§ Exercise description: Please copy all of the material below line for line, leaving out the pictures.

[Start Task data]

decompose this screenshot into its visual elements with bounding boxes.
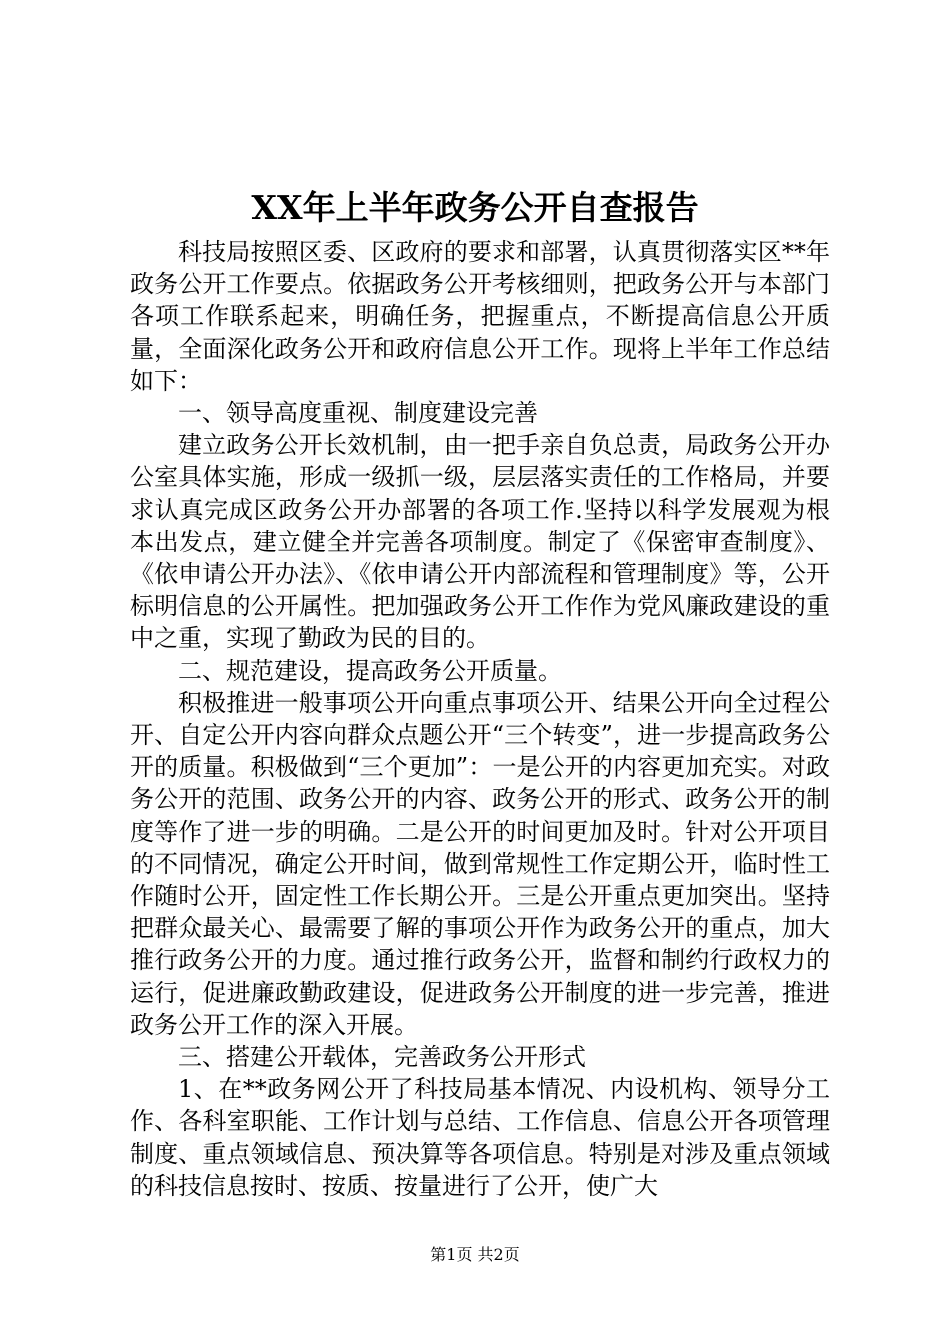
document-body <box>130 236 830 1202</box>
section-heading-1: 一、领导高度重视、制度建设完善 <box>178 399 538 428</box>
section-heading-2: 二、规范建设，提高政务公开质量。 <box>178 656 562 685</box>
section-heading-3: 三、搭建公开载体，完善政务公开形式 <box>178 1043 586 1072</box>
paragraph-section-1: 建立政务公开长效机制，由一把手亲自负总责，局政务公开办公室具体实施，形成一级抓一级，层层落实责任的工作格局，并要求认真完成区政务公开办部署的各项工作.坚持以科学发展观为根本出发点，建立健全并完善各项制度。制定了《保密审查制度》、《依申请公开办法》、《依申请公开内部流程和管理制度》等，公开标明信息的公开属性。把加强政务公开工作作为党风廉政建设的重中之重，实现了勤政为民的目的。 <box>130 431 830 653</box>
document-title: XX年上半年政务公开自查报告 <box>251 188 699 227</box>
paragraph-intro: 科技局按照区委、区政府的要求和部署，认真贯彻落实区**年政务公开工作要点。依据政务公开考核细则，把政务公开与本部门各项工作联系起来，明确任务，把握重点，不断提高信息公开质量，全面深化政务公开和政府信息公开工作。现将上半年工作总结如下： <box>130 238 830 395</box>
page-footer: 第1页 共2页 <box>430 1245 520 1264</box>
paragraph-section-2: 积极推进一般事项公开向重点事项公开、结果公开向全过程公开、自定公开内容向群众点题公开“三个转变”，进一步提高政务公开的质量。积极做到“三个更加”：一是公开的内容更加充实。对政务公开的范围、政务公开的内容、政务公开的形式、政务公开的制度等作了进一步的明确。二是公开的时间更加及时。针对公开项目的不同情况，确定公开时间，做到常规性工作定期公开，临时性工作随时公开，固定性工作长期公开。三是公开重点更加突出。坚持把群众最关心、最需要了解的事项公开作为政务公开的重点，加大推行政务公开的力度。通过推行政务公开，监督和制约行政权力的运行，促进廉政勤政建设，促进政务公开制度的进一步完善，推进政务公开工作的深入开展。 <box>130 688 830 1039</box>
paragraph-section-3-item-1: 1、在**政务网公开了科技局基本情况、内设机构、领导分工作、各科室职能、工作计划与总结、工作信息、信息公开各项管理制度、重点领域信息、预决算等各项信息。特别是对涉及重点领域的科技信息按时、按质、按量进行了公开，使广大 <box>130 1075 830 1200</box>
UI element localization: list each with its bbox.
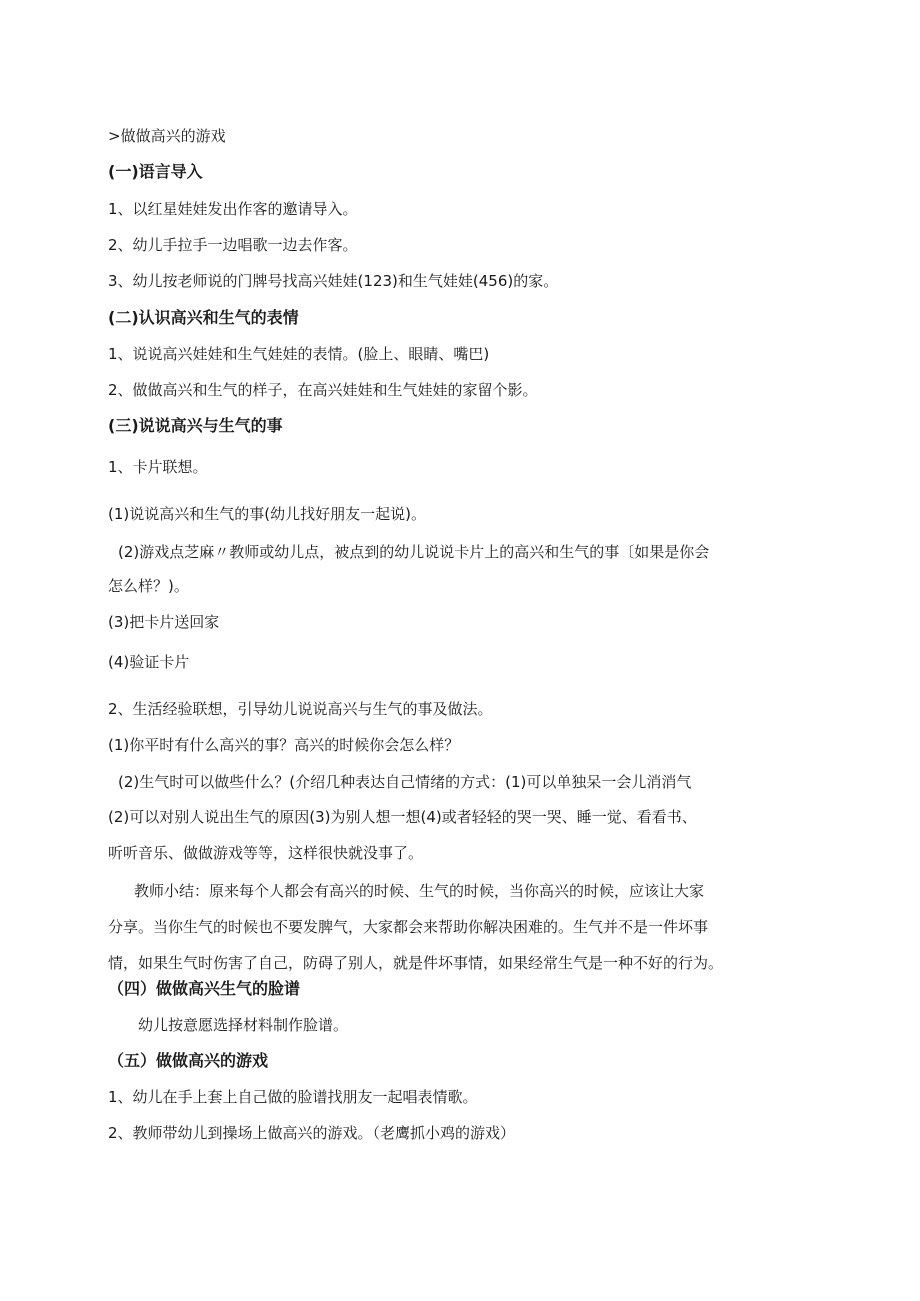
paragraph: (3)把卡片送回家 xyxy=(108,613,220,631)
paragraph: (1)你平时有什么高兴的事？高兴的时候你会怎么样？ xyxy=(108,736,460,754)
paragraph: 怎么样？)。 xyxy=(108,577,189,595)
paragraph: 幼儿按意愿选择材料制作脸谱。 xyxy=(138,1016,349,1034)
paragraph: (2)游戏点芝麻〃教师或幼儿点，被点到的幼儿说说卡片上的高兴和生气的事〔如果是你会 xyxy=(118,543,710,561)
section-heading: (三)说说高兴与生气的事 xyxy=(108,416,283,435)
paragraph: (4)验证卡片 xyxy=(108,653,190,671)
paragraph: 2、教师带幼儿到操场上做高兴的游戏。（老鹰抓小鸡的游戏） xyxy=(108,1124,516,1142)
paragraph: (1)说说高兴和生气的事(幼儿找好朋友一起说)。 xyxy=(108,505,426,523)
page-title: >做做高兴的游戏 xyxy=(108,127,226,145)
paragraph: (2)可以对别人说出生气的原因(3)为别人想一想(4)或者轻轻的哭一哭、睡一觉、看看书、 xyxy=(108,808,697,826)
section-heading: （五）做做高兴的游戏 xyxy=(108,1051,269,1070)
paragraph: 1、幼儿在手上套上自己做的脸谱找朋友一起唱表情歌。 xyxy=(108,1088,478,1106)
paragraph: 1、卡片联想。 xyxy=(108,458,208,476)
paragraph: 1、以红星娃娃发出作客的邀请导入。 xyxy=(108,200,358,218)
paragraph: 分享。当你生气的时候也不要发脾气，大家都会来帮助你解决困难的。生气并不是一件坏事 xyxy=(108,918,709,936)
paragraph: 2、生活经验联想，引导幼儿说说高兴与生气的事及做法。 xyxy=(108,700,493,718)
paragraph: 2、做做高兴和生气的样子，在高兴娃娃和生气娃娃的家留个影。 xyxy=(108,381,538,399)
paragraph: 2、幼儿手拉手一边唱歌一边去作客。 xyxy=(108,236,358,254)
paragraph: (2)生气时可以做些什么？(介绍几种表达自己情绪的方式：(1)可以单独呆一会儿消消气 xyxy=(118,773,692,791)
section-heading: (二)认识高兴和生气的表情 xyxy=(108,308,299,327)
section-heading: （四）做做高兴生气的脸谱 xyxy=(108,979,301,998)
section-heading: (一)语言导入 xyxy=(108,162,203,181)
paragraph: 听听音乐、做做游戏等等，这样很快就没事了。 xyxy=(108,844,424,862)
paragraph: 3、幼儿按老师说的门牌号找高兴娃娃(123)和生气娃娃(456)的家。 xyxy=(108,272,559,290)
paragraph: 情，如果生气时伤害了自己，防碍了别人，就是件坏事情，如果经常生气是一种不好的行为。 xyxy=(108,954,724,972)
paragraph: 教师小结：原来每个人都会有高兴的时候、生气的时候，当你高兴的时候，应该让大家 xyxy=(134,882,705,900)
paragraph: 1、说说高兴娃娃和生气娃娃的表情。(脸上、眼睛、嘴巴) xyxy=(108,345,490,363)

[End Task data]

§ Full response:
decompose this screenshot into its visual elements with bounding boxes.
document-body <box>130 236 830 1202</box>
section-heading-1: 一、领导高度重视、制度建设完善 <box>178 399 538 428</box>
section-heading-2: 二、规范建设，提高政务公开质量。 <box>178 656 562 685</box>
section-heading-3: 三、搭建公开载体，完善政务公开形式 <box>178 1043 586 1072</box>
paragraph-section-1: 建立政务公开长效机制，由一把手亲自负总责，局政务公开办公室具体实施，形成一级抓一级，层层落实责任的工作格局，并要求认真完成区政务公开办部署的各项工作.坚持以科学发展观为根本出发点，建立健全并完善各项制度。制定了《保密审查制度》、《依申请公开办法》、《依申请公开内部流程和管理制度》等，公开标明信息的公开属性。把加强政务公开工作作为党风廉政建设的重中之重，实现了勤政为民的目的。 <box>130 431 830 653</box>
document-title: XX年上半年政务公开自查报告 <box>251 188 699 227</box>
paragraph-intro: 科技局按照区委、区政府的要求和部署，认真贯彻落实区**年政务公开工作要点。依据政务公开考核细则，把政务公开与本部门各项工作联系起来，明确任务，把握重点，不断提高信息公开质量，全面深化政务公开和政府信息公开工作。现将上半年工作总结如下： <box>130 238 830 395</box>
page-footer: 第1页 共2页 <box>430 1245 520 1264</box>
paragraph-section-2: 积极推进一般事项公开向重点事项公开、结果公开向全过程公开、自定公开内容向群众点题公开“三个转变”，进一步提高政务公开的质量。积极做到“三个更加”：一是公开的内容更加充实。对政务公开的范围、政务公开的内容、政务公开的形式、政务公开的制度等作了进一步的明确。二是公开的时间更加及时。针对公开项目的不同情况，确定公开时间，做到常规性工作定期公开，临时性工作随时公开，固定性工作长期公开。三是公开重点更加突出。坚持把群众最关心、最需要了解的事项公开作为政务公开的重点，加大推行政务公开的力度。通过推行政务公开，监督和制约行政权力的运行，促进廉政勤政建设，促进政务公开制度的进一步完善，推进政务公开工作的深入开展。 <box>130 688 830 1039</box>
paragraph-section-3-item-1: 1、在**政务网公开了科技局基本情况、内设机构、领导分工作、各科室职能、工作计划与总结、工作信息、信息公开各项管理制度、重点领域信息、预决算等各项信息。特别是对涉及重点领域的科技信息按时、按质、按量进行了公开，使广大 <box>130 1075 830 1200</box>
UI element localization: list each with its bbox.
paragraph: (3)把卡片送回家 xyxy=(108,613,220,631)
paragraph: (1)你平时有什么高兴的事？高兴的时候你会怎么样？ xyxy=(108,736,460,754)
paragraph: 怎么样？)。 xyxy=(108,577,189,595)
paragraph: 幼儿按意愿选择材料制作脸谱。 xyxy=(138,1016,349,1034)
paragraph: (2)游戏点芝麻〃教师或幼儿点，被点到的幼儿说说卡片上的高兴和生气的事〔如果是你会 xyxy=(118,543,710,561)
section-heading: (三)说说高兴与生气的事 xyxy=(108,416,283,435)
paragraph: (4)验证卡片 xyxy=(108,653,190,671)
paragraph: 2、教师带幼儿到操场上做高兴的游戏。（老鹰抓小鸡的游戏） xyxy=(108,1124,516,1142)
paragraph: (1)说说高兴和生气的事(幼儿找好朋友一起说)。 xyxy=(108,505,426,523)
page-title: >做做高兴的游戏 xyxy=(108,127,226,145)
paragraph: (2)可以对别人说出生气的原因(3)为别人想一想(4)或者轻轻的哭一哭、睡一觉、看看书、 xyxy=(108,808,697,826)
section-heading: （五）做做高兴的游戏 xyxy=(108,1051,269,1070)
paragraph: 1、幼儿在手上套上自己做的脸谱找朋友一起唱表情歌。 xyxy=(108,1088,478,1106)
paragraph: 1、卡片联想。 xyxy=(108,458,208,476)
paragraph: 1、以红星娃娃发出作客的邀请导入。 xyxy=(108,200,358,218)
paragraph: 分享。当你生气的时候也不要发脾气，大家都会来帮助你解决困难的。生气并不是一件坏事 xyxy=(108,918,709,936)
paragraph: 2、生活经验联想，引导幼儿说说高兴与生气的事及做法。 xyxy=(108,700,493,718)
paragraph: 2、做做高兴和生气的样子，在高兴娃娃和生气娃娃的家留个影。 xyxy=(108,381,538,399)
paragraph: 2、幼儿手拉手一边唱歌一边去作客。 xyxy=(108,236,358,254)
paragraph: (2)生气时可以做些什么？(介绍几种表达自己情绪的方式：(1)可以单独呆一会儿消消气 xyxy=(118,773,692,791)
section-heading: (二)认识高兴和生气的表情 xyxy=(108,308,299,327)
section-heading: （四）做做高兴生气的脸谱 xyxy=(108,979,301,998)
section-heading: (一)语言导入 xyxy=(108,162,203,181)
paragraph: 听听音乐、做做游戏等等，这样很快就没事了。 xyxy=(108,844,424,862)
paragraph: 3、幼儿按老师说的门牌号找高兴娃娃(123)和生气娃娃(456)的家。 xyxy=(108,272,559,290)
paragraph: 情，如果生气时伤害了自己，防碍了别人，就是件坏事情，如果经常生气是一种不好的行为。 xyxy=(108,954,724,972)
paragraph: 教师小结：原来每个人都会有高兴的时候、生气的时候，当你高兴的时候，应该让大家 xyxy=(134,882,705,900)
paragraph: 1、说说高兴娃娃和生气娃娃的表情。(脸上、眼睛、嘴巴) xyxy=(108,345,490,363)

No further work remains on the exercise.